▸ **STATED GOAL**:
Give the number of lines that contain the string "angle", please, and nothing else.

======== STORED ROWS

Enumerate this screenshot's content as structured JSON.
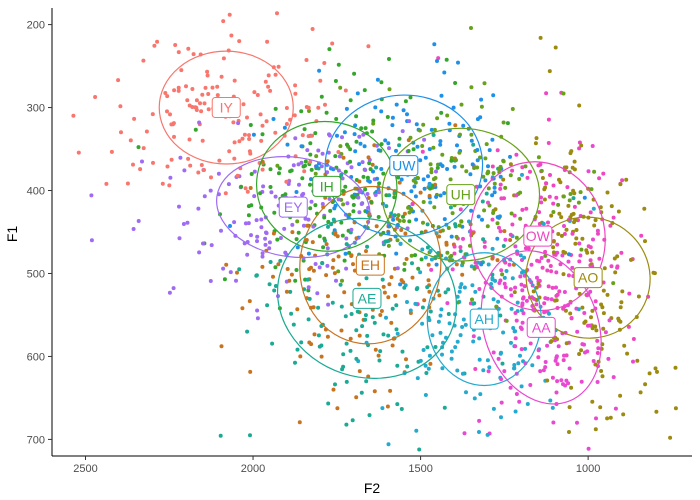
{
  "chart_data": {
    "type": "scatter",
    "title": "",
    "xlabel": "F2",
    "ylabel": "F1",
    "x_reversed": true,
    "y_reversed": true,
    "xlim": [
      2600,
      690
    ],
    "ylim": [
      180,
      720
    ],
    "x_ticks": [
      2500,
      2000,
      1500,
      1000
    ],
    "y_ticks": [
      200,
      300,
      400,
      500,
      600,
      700
    ],
    "grid": false,
    "legend": "none",
    "points_per_vowel": 160,
    "series": [
      {
        "name": "IY",
        "color": "#F8766D",
        "mean_f2": 2080,
        "mean_f1": 300,
        "sd_f2": 170,
        "sd_f1": 55,
        "corr": 0.0,
        "ellipse": {
          "rx": 200,
          "ry": 68,
          "angle": 0
        }
      },
      {
        "name": "EY",
        "color": "#9F6BF5",
        "mean_f2": 1880,
        "mean_f1": 420,
        "sd_f2": 195,
        "sd_f1": 52,
        "corr": 0.15,
        "ellipse": {
          "rx": 230,
          "ry": 60,
          "angle": 8
        }
      },
      {
        "name": "IH",
        "color": "#34A62C",
        "mean_f2": 1780,
        "mean_f1": 395,
        "sd_f2": 180,
        "sd_f1": 65,
        "corr": 0.2,
        "ellipse": {
          "rx": 210,
          "ry": 78,
          "angle": 10
        }
      },
      {
        "name": "EH",
        "color": "#C8741F",
        "mean_f2": 1650,
        "mean_f1": 490,
        "sd_f2": 175,
        "sd_f1": 75,
        "corr": 0.15,
        "ellipse": {
          "rx": 210,
          "ry": 95,
          "angle": 8
        }
      },
      {
        "name": "AE",
        "color": "#1BAA94",
        "mean_f2": 1660,
        "mean_f1": 530,
        "sd_f2": 215,
        "sd_f1": 85,
        "corr": 0.35,
        "ellipse": {
          "rx": 270,
          "ry": 95,
          "angle": 18
        }
      },
      {
        "name": "UW",
        "color": "#1E90E8",
        "mean_f2": 1550,
        "mean_f1": 370,
        "sd_f2": 190,
        "sd_f1": 60,
        "corr": -0.05,
        "ellipse": {
          "rx": 235,
          "ry": 85,
          "angle": -3
        }
      },
      {
        "name": "UH",
        "color": "#68A11A",
        "mean_f2": 1380,
        "mean_f1": 405,
        "sd_f2": 200,
        "sd_f1": 62,
        "corr": 0.0,
        "ellipse": {
          "rx": 235,
          "ry": 80,
          "angle": 0
        }
      },
      {
        "name": "OW",
        "color": "#EF47C2",
        "mean_f2": 1150,
        "mean_f1": 455,
        "sd_f2": 165,
        "sd_f1": 70,
        "corr": -0.2,
        "ellipse": {
          "rx": 200,
          "ry": 90,
          "angle": -12
        }
      },
      {
        "name": "AH",
        "color": "#24AACF",
        "mean_f2": 1310,
        "mean_f1": 555,
        "sd_f2": 140,
        "sd_f1": 62,
        "corr": 0.0,
        "ellipse": {
          "rx": 170,
          "ry": 80,
          "angle": 0
        }
      },
      {
        "name": "AO",
        "color": "#9C8B0F",
        "mean_f2": 1000,
        "mean_f1": 505,
        "sd_f2": 110,
        "sd_f1": 85,
        "corr": -0.3,
        "ellipse": {
          "rx": 180,
          "ry": 75,
          "angle": -70
        }
      },
      {
        "name": "AA",
        "color": "#E948D3",
        "mean_f2": 1140,
        "mean_f1": 565,
        "sd_f2": 130,
        "sd_f1": 75,
        "corr": -0.1,
        "ellipse": {
          "rx": 170,
          "ry": 95,
          "angle": -20
        }
      }
    ]
  }
}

================

▸ **RESPONSE TO THIS TASK**:
11